• [Bounding box entries]:
---
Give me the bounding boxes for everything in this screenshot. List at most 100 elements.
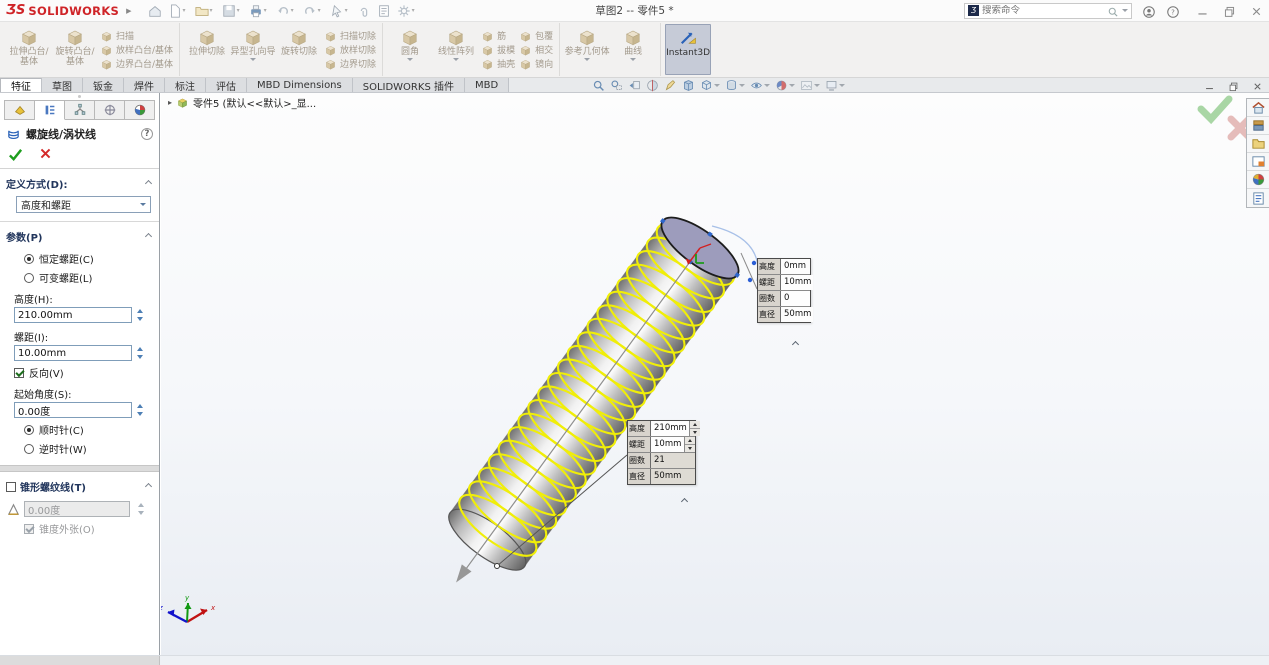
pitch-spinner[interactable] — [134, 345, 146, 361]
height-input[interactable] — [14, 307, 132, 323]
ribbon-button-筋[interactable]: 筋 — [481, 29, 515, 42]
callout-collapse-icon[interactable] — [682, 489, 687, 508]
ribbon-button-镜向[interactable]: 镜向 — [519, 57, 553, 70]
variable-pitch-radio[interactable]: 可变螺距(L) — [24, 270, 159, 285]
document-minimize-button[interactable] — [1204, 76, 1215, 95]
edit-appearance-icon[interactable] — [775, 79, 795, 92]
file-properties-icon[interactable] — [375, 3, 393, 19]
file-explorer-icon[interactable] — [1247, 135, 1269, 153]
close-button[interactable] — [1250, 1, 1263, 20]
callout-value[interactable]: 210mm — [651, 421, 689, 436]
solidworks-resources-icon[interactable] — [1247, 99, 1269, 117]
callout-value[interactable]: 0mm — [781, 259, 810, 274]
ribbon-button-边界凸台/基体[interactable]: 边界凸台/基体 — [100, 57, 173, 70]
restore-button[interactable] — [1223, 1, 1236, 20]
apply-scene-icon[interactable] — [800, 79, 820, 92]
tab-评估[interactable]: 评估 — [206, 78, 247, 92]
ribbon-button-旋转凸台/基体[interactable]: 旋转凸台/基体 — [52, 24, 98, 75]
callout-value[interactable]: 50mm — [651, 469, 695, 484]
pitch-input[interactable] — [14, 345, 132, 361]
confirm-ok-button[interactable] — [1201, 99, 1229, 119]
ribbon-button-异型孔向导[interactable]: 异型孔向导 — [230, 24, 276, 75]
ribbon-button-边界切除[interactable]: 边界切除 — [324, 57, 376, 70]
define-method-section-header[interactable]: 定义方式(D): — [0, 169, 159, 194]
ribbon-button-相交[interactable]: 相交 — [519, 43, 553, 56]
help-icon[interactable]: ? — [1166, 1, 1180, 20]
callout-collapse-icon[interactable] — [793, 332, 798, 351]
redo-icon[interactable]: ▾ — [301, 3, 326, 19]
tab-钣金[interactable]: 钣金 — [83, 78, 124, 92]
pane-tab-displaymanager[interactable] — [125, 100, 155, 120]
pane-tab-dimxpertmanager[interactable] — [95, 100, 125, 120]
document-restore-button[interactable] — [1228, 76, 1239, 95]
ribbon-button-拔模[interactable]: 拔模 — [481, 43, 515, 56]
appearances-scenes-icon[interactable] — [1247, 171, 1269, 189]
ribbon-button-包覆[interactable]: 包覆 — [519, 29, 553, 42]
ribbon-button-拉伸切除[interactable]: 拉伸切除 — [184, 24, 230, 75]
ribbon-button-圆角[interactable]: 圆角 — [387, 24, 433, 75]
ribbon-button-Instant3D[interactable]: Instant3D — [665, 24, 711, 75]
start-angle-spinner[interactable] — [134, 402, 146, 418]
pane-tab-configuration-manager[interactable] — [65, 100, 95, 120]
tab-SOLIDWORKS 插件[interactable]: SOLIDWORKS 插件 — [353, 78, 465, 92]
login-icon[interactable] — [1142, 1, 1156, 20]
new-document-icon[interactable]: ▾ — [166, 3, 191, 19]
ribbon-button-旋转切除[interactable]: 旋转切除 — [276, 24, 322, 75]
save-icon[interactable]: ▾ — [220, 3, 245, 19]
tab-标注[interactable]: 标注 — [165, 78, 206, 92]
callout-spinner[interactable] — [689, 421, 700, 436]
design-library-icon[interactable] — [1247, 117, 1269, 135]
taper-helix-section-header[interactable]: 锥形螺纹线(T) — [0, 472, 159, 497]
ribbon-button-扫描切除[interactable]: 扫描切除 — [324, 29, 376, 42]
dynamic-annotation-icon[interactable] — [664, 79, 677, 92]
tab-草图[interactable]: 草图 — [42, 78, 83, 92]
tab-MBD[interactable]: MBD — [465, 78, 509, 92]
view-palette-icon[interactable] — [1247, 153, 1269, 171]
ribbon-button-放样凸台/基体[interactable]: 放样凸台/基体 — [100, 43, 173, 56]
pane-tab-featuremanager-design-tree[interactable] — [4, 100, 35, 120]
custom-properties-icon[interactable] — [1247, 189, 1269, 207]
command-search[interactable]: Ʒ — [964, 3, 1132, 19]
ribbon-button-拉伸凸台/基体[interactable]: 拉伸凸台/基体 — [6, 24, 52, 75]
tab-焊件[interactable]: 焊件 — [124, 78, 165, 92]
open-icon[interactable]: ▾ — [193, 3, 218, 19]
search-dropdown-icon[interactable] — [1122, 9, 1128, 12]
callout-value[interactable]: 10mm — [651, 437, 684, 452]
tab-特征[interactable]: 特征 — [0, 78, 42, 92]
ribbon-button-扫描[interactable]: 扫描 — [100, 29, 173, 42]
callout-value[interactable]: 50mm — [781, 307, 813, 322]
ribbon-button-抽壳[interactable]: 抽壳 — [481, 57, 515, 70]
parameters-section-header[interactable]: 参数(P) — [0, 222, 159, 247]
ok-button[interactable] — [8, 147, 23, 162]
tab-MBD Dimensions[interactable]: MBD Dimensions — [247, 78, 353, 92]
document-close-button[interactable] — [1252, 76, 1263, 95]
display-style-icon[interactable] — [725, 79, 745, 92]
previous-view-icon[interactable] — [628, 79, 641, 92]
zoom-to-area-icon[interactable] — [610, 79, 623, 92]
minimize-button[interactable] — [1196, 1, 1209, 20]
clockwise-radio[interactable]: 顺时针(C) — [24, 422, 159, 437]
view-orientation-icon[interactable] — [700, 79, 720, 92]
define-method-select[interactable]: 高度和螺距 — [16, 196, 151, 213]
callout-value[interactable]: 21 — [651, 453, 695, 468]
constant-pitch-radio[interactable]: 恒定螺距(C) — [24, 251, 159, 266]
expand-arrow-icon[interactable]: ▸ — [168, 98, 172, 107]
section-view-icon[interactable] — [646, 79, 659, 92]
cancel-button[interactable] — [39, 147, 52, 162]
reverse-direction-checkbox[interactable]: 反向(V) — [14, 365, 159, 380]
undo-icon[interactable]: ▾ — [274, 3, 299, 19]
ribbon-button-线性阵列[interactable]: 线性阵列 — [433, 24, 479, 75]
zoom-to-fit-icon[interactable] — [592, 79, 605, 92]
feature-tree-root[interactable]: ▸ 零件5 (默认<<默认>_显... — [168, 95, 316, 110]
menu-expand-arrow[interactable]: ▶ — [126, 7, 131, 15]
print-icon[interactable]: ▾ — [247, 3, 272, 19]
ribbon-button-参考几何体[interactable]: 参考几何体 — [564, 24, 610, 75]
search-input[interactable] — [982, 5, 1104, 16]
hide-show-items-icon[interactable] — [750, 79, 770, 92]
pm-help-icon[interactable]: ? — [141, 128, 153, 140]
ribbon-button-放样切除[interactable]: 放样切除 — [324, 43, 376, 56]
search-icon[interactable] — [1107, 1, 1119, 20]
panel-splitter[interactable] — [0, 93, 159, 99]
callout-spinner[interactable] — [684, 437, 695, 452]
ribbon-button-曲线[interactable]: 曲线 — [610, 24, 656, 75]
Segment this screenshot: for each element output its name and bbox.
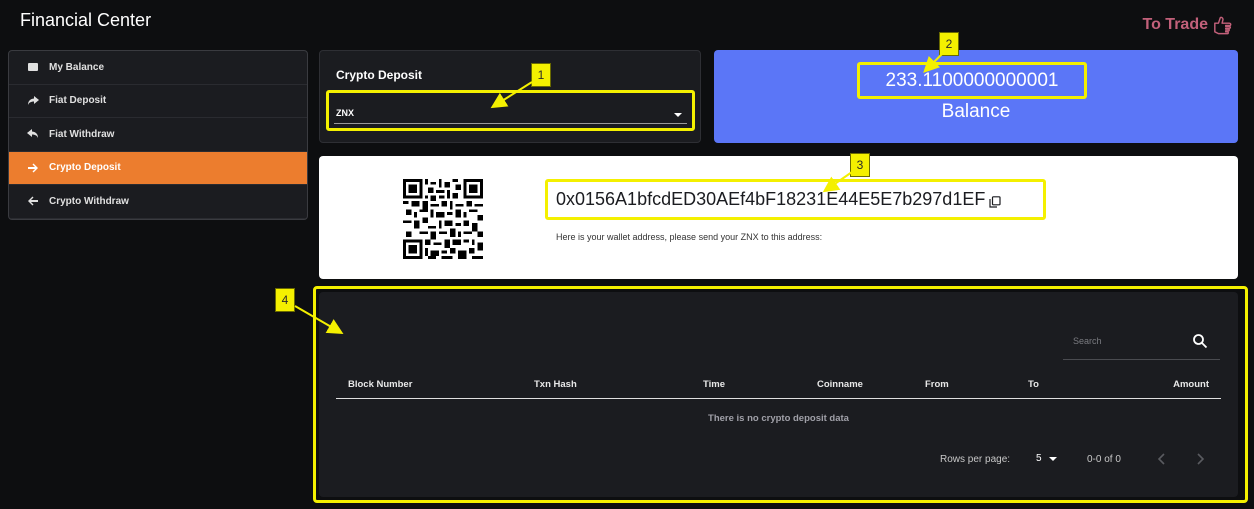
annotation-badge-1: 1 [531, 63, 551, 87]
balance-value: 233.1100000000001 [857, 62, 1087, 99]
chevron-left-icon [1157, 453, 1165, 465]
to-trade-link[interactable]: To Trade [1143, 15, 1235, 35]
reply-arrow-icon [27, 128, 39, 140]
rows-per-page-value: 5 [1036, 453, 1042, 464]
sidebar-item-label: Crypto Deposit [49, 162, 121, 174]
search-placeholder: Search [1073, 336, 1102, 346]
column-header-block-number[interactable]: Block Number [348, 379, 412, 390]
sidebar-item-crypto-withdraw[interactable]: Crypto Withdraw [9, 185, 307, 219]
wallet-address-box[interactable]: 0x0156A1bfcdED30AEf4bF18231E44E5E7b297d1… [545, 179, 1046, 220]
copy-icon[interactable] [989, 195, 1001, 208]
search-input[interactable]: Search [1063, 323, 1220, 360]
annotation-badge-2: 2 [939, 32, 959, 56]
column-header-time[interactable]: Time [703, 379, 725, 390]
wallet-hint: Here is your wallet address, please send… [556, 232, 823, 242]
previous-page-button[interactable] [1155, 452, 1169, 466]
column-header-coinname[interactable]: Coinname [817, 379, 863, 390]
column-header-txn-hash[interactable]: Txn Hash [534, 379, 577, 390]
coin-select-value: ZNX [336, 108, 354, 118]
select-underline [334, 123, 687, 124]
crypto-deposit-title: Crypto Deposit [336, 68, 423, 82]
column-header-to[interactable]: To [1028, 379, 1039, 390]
---
• [OBJECTIVE]: Rewrite the lines from the one containing "pitch-spinner[interactable] — [134, 345, 146, 361]" through the one containing "callout-collapse-icon[interactable] — [682, 489, 687, 508]", both included, as a numbered list with blank lines left out.

• [COMPLETE OUTPUT]:
1. pitch-spinner[interactable] — [134, 345, 146, 361]
2. height-input[interactable] — [14, 307, 132, 323]
3. ribbon-button-筋[interactable]: 筋 — [481, 29, 515, 42]
4. callout-collapse-icon[interactable] — [682, 489, 687, 508]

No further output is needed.